REQUIREMENTS: Looking at the listing, state how many of its lines contain the string "portrait". Write only the number.

STORED DATA:
╭──

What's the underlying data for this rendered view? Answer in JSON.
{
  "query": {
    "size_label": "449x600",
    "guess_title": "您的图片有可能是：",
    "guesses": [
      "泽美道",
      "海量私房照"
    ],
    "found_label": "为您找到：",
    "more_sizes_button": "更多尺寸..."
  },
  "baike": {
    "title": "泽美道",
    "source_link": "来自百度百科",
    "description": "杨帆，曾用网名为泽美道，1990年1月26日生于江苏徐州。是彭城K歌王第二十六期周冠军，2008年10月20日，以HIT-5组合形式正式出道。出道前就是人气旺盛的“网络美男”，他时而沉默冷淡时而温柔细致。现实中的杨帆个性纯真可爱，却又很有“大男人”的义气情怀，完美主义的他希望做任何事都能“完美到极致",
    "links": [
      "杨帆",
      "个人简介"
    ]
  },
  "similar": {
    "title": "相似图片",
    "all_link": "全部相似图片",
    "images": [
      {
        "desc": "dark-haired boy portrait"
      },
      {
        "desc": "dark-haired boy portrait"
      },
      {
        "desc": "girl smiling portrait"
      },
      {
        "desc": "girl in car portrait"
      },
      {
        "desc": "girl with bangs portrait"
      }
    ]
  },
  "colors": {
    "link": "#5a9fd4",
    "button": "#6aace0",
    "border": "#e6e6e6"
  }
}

╰──

FULL RESPONSE: 5